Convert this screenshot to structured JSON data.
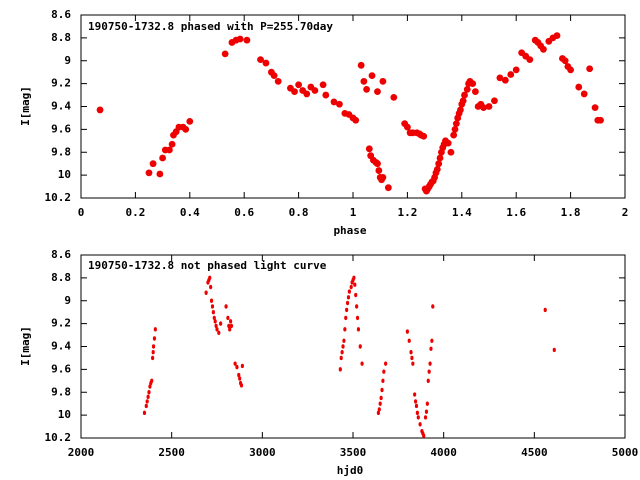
{
  "colors": {
    "marker": "#ee0000",
    "axis": "#000000",
    "background": "#ffffff"
  },
  "chart_data": [
    {
      "type": "scatter",
      "title": "190750-1732.8 phased with P=255.70day",
      "xlabel": "phase",
      "ylabel": "I[mag]",
      "xlim": [
        0,
        2
      ],
      "ylim": [
        8.6,
        10.2
      ],
      "y_inverted": true,
      "grid": false,
      "marker": "large",
      "x_ticks": [
        "0",
        "0.2",
        "0.4",
        "0.6",
        "0.8",
        "1",
        "1.2",
        "1.4",
        "1.6",
        "1.8",
        "2"
      ],
      "y_ticks": [
        "8.6",
        "8.8",
        "9",
        "9.2",
        "9.4",
        "9.6",
        "9.8",
        "10",
        "10.2"
      ],
      "series": [
        {
          "points": [
            [
              0.07,
              9.43
            ],
            [
              0.25,
              9.98
            ],
            [
              0.265,
              9.9
            ],
            [
              0.29,
              9.99
            ],
            [
              0.3,
              9.85
            ],
            [
              0.31,
              9.78
            ],
            [
              0.325,
              9.78
            ],
            [
              0.335,
              9.73
            ],
            [
              0.34,
              9.65
            ],
            [
              0.35,
              9.62
            ],
            [
              0.36,
              9.58
            ],
            [
              0.375,
              9.58
            ],
            [
              0.385,
              9.6
            ],
            [
              0.4,
              9.53
            ],
            [
              0.53,
              8.94
            ],
            [
              0.555,
              8.84
            ],
            [
              0.57,
              8.82
            ],
            [
              0.585,
              8.81
            ],
            [
              0.61,
              8.82
            ],
            [
              0.66,
              8.99
            ],
            [
              0.68,
              9.02
            ],
            [
              0.7,
              9.1
            ],
            [
              0.71,
              9.13
            ],
            [
              0.725,
              9.18
            ],
            [
              0.77,
              9.24
            ],
            [
              0.785,
              9.27
            ],
            [
              0.8,
              9.21
            ],
            [
              0.815,
              9.26
            ],
            [
              0.83,
              9.29
            ],
            [
              0.845,
              9.23
            ],
            [
              0.86,
              9.26
            ],
            [
              0.89,
              9.21
            ],
            [
              0.9,
              9.3
            ],
            [
              0.93,
              9.36
            ],
            [
              0.95,
              9.38
            ],
            [
              0.97,
              9.46
            ],
            [
              0.985,
              9.47
            ],
            [
              1.0,
              9.5
            ],
            [
              1.01,
              9.52
            ],
            [
              1.03,
              9.04
            ],
            [
              1.04,
              9.18
            ],
            [
              1.05,
              9.25
            ],
            [
              1.07,
              9.13
            ],
            [
              1.09,
              9.27
            ],
            [
              1.11,
              9.18
            ],
            [
              1.15,
              9.32
            ],
            [
              1.06,
              9.77
            ],
            [
              1.065,
              9.83
            ],
            [
              1.075,
              9.87
            ],
            [
              1.085,
              9.89
            ],
            [
              1.09,
              9.9
            ],
            [
              1.095,
              9.96
            ],
            [
              1.1,
              10.02
            ],
            [
              1.105,
              10.04
            ],
            [
              1.11,
              10.02
            ],
            [
              1.13,
              10.11
            ],
            [
              1.19,
              9.55
            ],
            [
              1.2,
              9.58
            ],
            [
              1.21,
              9.63
            ],
            [
              1.22,
              9.63
            ],
            [
              1.235,
              9.63
            ],
            [
              1.245,
              9.64
            ],
            [
              1.25,
              9.65
            ],
            [
              1.26,
              9.66
            ],
            [
              1.265,
              10.12
            ],
            [
              1.27,
              10.14
            ],
            [
              1.275,
              10.12
            ],
            [
              1.28,
              10.1
            ],
            [
              1.285,
              10.08
            ],
            [
              1.29,
              10.06
            ],
            [
              1.295,
              10.05
            ],
            [
              1.3,
              10.02
            ],
            [
              1.305,
              9.98
            ],
            [
              1.31,
              9.95
            ],
            [
              1.315,
              9.9
            ],
            [
              1.32,
              9.85
            ],
            [
              1.325,
              9.8
            ],
            [
              1.33,
              9.76
            ],
            [
              1.335,
              9.73
            ],
            [
              1.34,
              9.7
            ],
            [
              1.35,
              9.72
            ],
            [
              1.36,
              9.8
            ],
            [
              1.37,
              9.65
            ],
            [
              1.375,
              9.6
            ],
            [
              1.38,
              9.55
            ],
            [
              1.385,
              9.5
            ],
            [
              1.39,
              9.46
            ],
            [
              1.395,
              9.43
            ],
            [
              1.4,
              9.38
            ],
            [
              1.405,
              9.35
            ],
            [
              1.41,
              9.3
            ],
            [
              1.42,
              9.25
            ],
            [
              1.425,
              9.2
            ],
            [
              1.43,
              9.18
            ],
            [
              1.44,
              9.2
            ],
            [
              1.45,
              9.27
            ],
            [
              1.46,
              9.4
            ],
            [
              1.47,
              9.38
            ],
            [
              1.48,
              9.41
            ],
            [
              1.5,
              9.4
            ],
            [
              1.52,
              9.35
            ],
            [
              1.54,
              9.15
            ],
            [
              1.56,
              9.17
            ],
            [
              1.58,
              9.12
            ],
            [
              1.6,
              9.08
            ],
            [
              1.62,
              8.93
            ],
            [
              1.635,
              8.96
            ],
            [
              1.65,
              8.99
            ],
            [
              1.67,
              8.82
            ],
            [
              1.68,
              8.84
            ],
            [
              1.69,
              8.87
            ],
            [
              1.7,
              8.9
            ],
            [
              1.72,
              8.83
            ],
            [
              1.735,
              8.8
            ],
            [
              1.75,
              8.78
            ],
            [
              1.77,
              8.98
            ],
            [
              1.78,
              9.0
            ],
            [
              1.79,
              9.05
            ],
            [
              1.8,
              9.08
            ],
            [
              1.83,
              9.23
            ],
            [
              1.85,
              9.29
            ],
            [
              1.87,
              9.07
            ],
            [
              1.89,
              9.41
            ],
            [
              1.9,
              9.52
            ],
            [
              1.91,
              9.52
            ]
          ]
        }
      ]
    },
    {
      "type": "scatter",
      "title": "190750-1732.8 not phased light curve",
      "xlabel": "hjd0",
      "ylabel": "I[mag]",
      "xlim": [
        2000,
        5000
      ],
      "ylim": [
        8.6,
        10.2
      ],
      "y_inverted": true,
      "grid": false,
      "marker": "small",
      "x_ticks": [
        "2000",
        "2500",
        "3000",
        "3500",
        "4000",
        "4500",
        "5000"
      ],
      "y_ticks": [
        "8.6",
        "8.8",
        "9",
        "9.2",
        "9.4",
        "9.6",
        "9.8",
        "10",
        "10.2"
      ],
      "series": [
        {
          "points": [
            [
              2350,
              9.98
            ],
            [
              2360,
              9.92
            ],
            [
              2365,
              9.88
            ],
            [
              2370,
              9.84
            ],
            [
              2375,
              9.8
            ],
            [
              2380,
              9.75
            ],
            [
              2385,
              9.72
            ],
            [
              2390,
              9.7
            ],
            [
              2395,
              9.5
            ],
            [
              2398,
              9.45
            ],
            [
              2400,
              9.4
            ],
            [
              2405,
              9.33
            ],
            [
              2410,
              9.25
            ],
            [
              2690,
              8.93
            ],
            [
              2700,
              8.84
            ],
            [
              2705,
              8.82
            ],
            [
              2710,
              8.8
            ],
            [
              2715,
              8.88
            ],
            [
              2720,
              9.0
            ],
            [
              2725,
              9.05
            ],
            [
              2730,
              9.1
            ],
            [
              2735,
              9.15
            ],
            [
              2740,
              9.18
            ],
            [
              2745,
              9.22
            ],
            [
              2750,
              9.25
            ],
            [
              2760,
              9.28
            ],
            [
              2770,
              9.2
            ],
            [
              2800,
              9.05
            ],
            [
              2810,
              9.15
            ],
            [
              2815,
              9.22
            ],
            [
              2820,
              9.25
            ],
            [
              2825,
              9.18
            ],
            [
              2830,
              9.22
            ],
            [
              2850,
              9.55
            ],
            [
              2860,
              9.58
            ],
            [
              2870,
              9.65
            ],
            [
              2875,
              9.68
            ],
            [
              2880,
              9.72
            ],
            [
              2885,
              9.74
            ],
            [
              2890,
              9.57
            ],
            [
              3430,
              9.6
            ],
            [
              3435,
              9.5
            ],
            [
              3440,
              9.45
            ],
            [
              3445,
              9.4
            ],
            [
              3450,
              9.35
            ],
            [
              3455,
              9.25
            ],
            [
              3460,
              9.15
            ],
            [
              3465,
              9.08
            ],
            [
              3470,
              9.02
            ],
            [
              3475,
              8.97
            ],
            [
              3480,
              8.92
            ],
            [
              3490,
              8.88
            ],
            [
              3495,
              8.84
            ],
            [
              3500,
              8.82
            ],
            [
              3505,
              8.8
            ],
            [
              3510,
              8.86
            ],
            [
              3515,
              8.95
            ],
            [
              3520,
              9.05
            ],
            [
              3525,
              9.15
            ],
            [
              3530,
              9.25
            ],
            [
              3540,
              9.4
            ],
            [
              3550,
              9.55
            ],
            [
              3640,
              9.98
            ],
            [
              3645,
              9.95
            ],
            [
              3650,
              9.9
            ],
            [
              3655,
              9.85
            ],
            [
              3660,
              9.78
            ],
            [
              3665,
              9.7
            ],
            [
              3670,
              9.62
            ],
            [
              3680,
              9.55
            ],
            [
              3800,
              9.27
            ],
            [
              3810,
              9.35
            ],
            [
              3820,
              9.45
            ],
            [
              3825,
              9.5
            ],
            [
              3830,
              9.55
            ],
            [
              3840,
              9.82
            ],
            [
              3845,
              9.88
            ],
            [
              3850,
              9.92
            ],
            [
              3855,
              9.98
            ],
            [
              3860,
              10.02
            ],
            [
              3870,
              10.08
            ],
            [
              3880,
              10.14
            ],
            [
              3885,
              10.16
            ],
            [
              3890,
              10.18
            ],
            [
              3900,
              10.02
            ],
            [
              3905,
              9.97
            ],
            [
              3910,
              9.9
            ],
            [
              3915,
              9.7
            ],
            [
              3920,
              9.62
            ],
            [
              3925,
              9.55
            ],
            [
              3930,
              9.42
            ],
            [
              3935,
              9.35
            ],
            [
              3940,
              9.05
            ],
            [
              4560,
              9.08
            ],
            [
              4610,
              9.43
            ]
          ]
        }
      ]
    }
  ]
}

::::::

**YOUR TASK:**
Your task is to gather every line with the word "title" and copy it.

**FULL RESPONSE:**
      "title": "190750-1732.8 phased with P=255.70day",
      "title": "190750-1732.8 not phased light curve",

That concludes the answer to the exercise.